---------- Provided entries ----------

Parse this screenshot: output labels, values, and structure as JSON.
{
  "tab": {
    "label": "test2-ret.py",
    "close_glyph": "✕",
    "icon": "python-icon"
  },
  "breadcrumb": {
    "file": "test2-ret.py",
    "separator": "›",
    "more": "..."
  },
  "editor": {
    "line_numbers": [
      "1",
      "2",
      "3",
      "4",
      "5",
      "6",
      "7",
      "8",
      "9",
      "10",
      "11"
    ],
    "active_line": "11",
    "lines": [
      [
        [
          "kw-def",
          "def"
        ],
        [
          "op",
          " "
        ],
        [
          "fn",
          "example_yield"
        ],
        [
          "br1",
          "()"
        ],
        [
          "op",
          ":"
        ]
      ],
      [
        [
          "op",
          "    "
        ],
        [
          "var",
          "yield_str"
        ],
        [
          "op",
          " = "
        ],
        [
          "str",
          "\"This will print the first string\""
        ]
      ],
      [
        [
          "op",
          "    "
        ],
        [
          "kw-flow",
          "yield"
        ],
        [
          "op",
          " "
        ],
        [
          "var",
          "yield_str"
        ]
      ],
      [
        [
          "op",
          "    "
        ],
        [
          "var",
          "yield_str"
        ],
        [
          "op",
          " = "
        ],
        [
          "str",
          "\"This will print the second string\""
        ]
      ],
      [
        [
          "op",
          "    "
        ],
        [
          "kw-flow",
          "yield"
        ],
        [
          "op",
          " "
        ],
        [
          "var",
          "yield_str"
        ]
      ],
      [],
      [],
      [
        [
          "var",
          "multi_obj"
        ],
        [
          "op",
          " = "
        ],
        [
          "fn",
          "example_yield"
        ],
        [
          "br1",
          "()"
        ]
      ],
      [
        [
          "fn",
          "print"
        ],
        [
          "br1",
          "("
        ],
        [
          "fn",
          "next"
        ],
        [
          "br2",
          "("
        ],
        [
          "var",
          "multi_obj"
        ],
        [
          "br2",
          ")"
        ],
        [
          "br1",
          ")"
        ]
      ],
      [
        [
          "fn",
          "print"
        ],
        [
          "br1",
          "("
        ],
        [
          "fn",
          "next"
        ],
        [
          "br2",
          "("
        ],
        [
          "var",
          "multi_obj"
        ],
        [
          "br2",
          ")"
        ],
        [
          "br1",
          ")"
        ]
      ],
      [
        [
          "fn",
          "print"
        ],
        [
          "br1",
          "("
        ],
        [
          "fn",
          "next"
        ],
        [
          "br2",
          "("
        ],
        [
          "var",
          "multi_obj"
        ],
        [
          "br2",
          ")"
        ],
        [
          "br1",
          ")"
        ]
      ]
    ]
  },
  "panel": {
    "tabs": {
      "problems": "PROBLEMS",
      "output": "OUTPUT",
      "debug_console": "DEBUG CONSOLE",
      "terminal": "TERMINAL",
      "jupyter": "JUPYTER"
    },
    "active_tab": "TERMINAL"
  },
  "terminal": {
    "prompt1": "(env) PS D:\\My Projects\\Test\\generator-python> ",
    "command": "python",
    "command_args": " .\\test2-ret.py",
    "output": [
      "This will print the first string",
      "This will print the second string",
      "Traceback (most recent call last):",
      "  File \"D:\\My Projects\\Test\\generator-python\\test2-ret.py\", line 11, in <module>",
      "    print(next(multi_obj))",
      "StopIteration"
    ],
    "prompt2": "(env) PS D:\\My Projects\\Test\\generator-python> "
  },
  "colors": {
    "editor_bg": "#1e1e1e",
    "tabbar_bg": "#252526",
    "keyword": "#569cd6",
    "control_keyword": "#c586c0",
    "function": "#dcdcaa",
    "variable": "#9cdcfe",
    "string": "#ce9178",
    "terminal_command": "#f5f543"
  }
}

----------

### Exercise brief
Write out every entry word for word.

### Result for this task
Parse this screenshot: output labels, values, and structure as JSON.
{
  "tab": {
    "label": "test2-ret.py",
    "close_glyph": "✕",
    "icon": "python-icon"
  },
  "breadcrumb": {
    "file": "test2-ret.py",
    "separator": "›",
    "more": "..."
  },
  "editor": {
    "line_numbers": [
      "1",
      "2",
      "3",
      "4",
      "5",
      "6",
      "7",
      "8",
      "9",
      "10",
      "11"
    ],
    "active_line": "11",
    "lines": [
      [
        [
          "kw-def",
          "def"
        ],
        [
          "op",
          " "
        ],
        [
          "fn",
          "example_yield"
        ],
        [
          "br1",
          "()"
        ],
        [
          "op",
          ":"
        ]
      ],
      [
        [
          "op",
          "    "
        ],
        [
          "var",
          "yield_str"
        ],
        [
          "op",
          " = "
        ],
        [
          "str",
          "\"This will print the first string\""
        ]
      ],
      [
        [
          "op",
          "    "
        ],
        [
          "kw-flow",
          "yield"
        ],
        [
          "op",
          " "
        ],
        [
          "var",
          "yield_str"
        ]
      ],
      [
        [
          "op",
          "    "
        ],
        [
          "var",
          "yield_str"
        ],
        [
          "op",
          " = "
        ],
        [
          "str",
          "\"This will print the second string\""
        ]
      ],
      [
        [
          "op",
          "    "
        ],
        [
          "kw-flow",
          "yield"
        ],
        [
          "op",
          " "
        ],
        [
          "var",
          "yield_str"
        ]
      ],
      [],
      [],
      [
        [
          "var",
          "multi_obj"
        ],
        [
          "op",
          " = "
        ],
        [
          "fn",
          "example_yield"
        ],
        [
          "br1",
          "()"
        ]
      ],
      [
        [
          "fn",
          "print"
        ],
        [
          "br1",
          "("
        ],
        [
          "fn",
          "next"
        ],
        [
          "br2",
          "("
        ],
        [
          "var",
          "multi_obj"
        ],
        [
          "br2",
          ")"
        ],
        [
          "br1",
          ")"
        ]
      ],
      [
        [
          "fn",
          "print"
        ],
        [
          "br1",
          "("
        ],
        [
          "fn",
          "next"
        ],
        [
          "br2",
          "("
        ],
        [
          "var",
          "multi_obj"
        ],
        [
          "br2",
          ")"
        ],
        [
          "br1",
          ")"
        ]
      ],
      [
        [
          "fn",
          "print"
        ],
        [
          "br1",
          "("
        ],
        [
          "fn",
          "next"
        ],
        [
          "br2",
          "("
        ],
        [
          "var",
          "multi_obj"
        ],
        [
          "br2",
          ")"
        ],
        [
          "br1",
          ")"
        ]
      ]
    ]
  },
  "panel": {
    "tabs": {
      "problems": "PROBLEMS",
      "output": "OUTPUT",
      "debug_console": "DEBUG CONSOLE",
      "terminal": "TERMINAL",
      "jupyter": "JUPYTER"
    },
    "active_tab": "TERMINAL"
  },
  "terminal": {
    "prompt1": "(env) PS D:\\My Projects\\Test\\generator-python> ",
    "command": "python",
    "command_args": " .\\test2-ret.py",
    "output": [
      "This will print the first string",
      "This will print the second string",
      "Traceback (most recent call last):",
      "  File \"D:\\My Projects\\Test\\generator-python\\test2-ret.py\", line 11, in <module>",
      "    print(next(multi_obj))",
      "StopIteration"
    ],
    "prompt2": "(env) PS D:\\My Projects\\Test\\generator-python> "
  },
  "colors": {
    "editor_bg": "#1e1e1e",
    "tabbar_bg": "#252526",
    "keyword": "#569cd6",
    "control_keyword": "#c586c0",
    "function": "#dcdcaa",
    "variable": "#9cdcfe",
    "string": "#ce9178",
    "terminal_command": "#f5f543"
  }
}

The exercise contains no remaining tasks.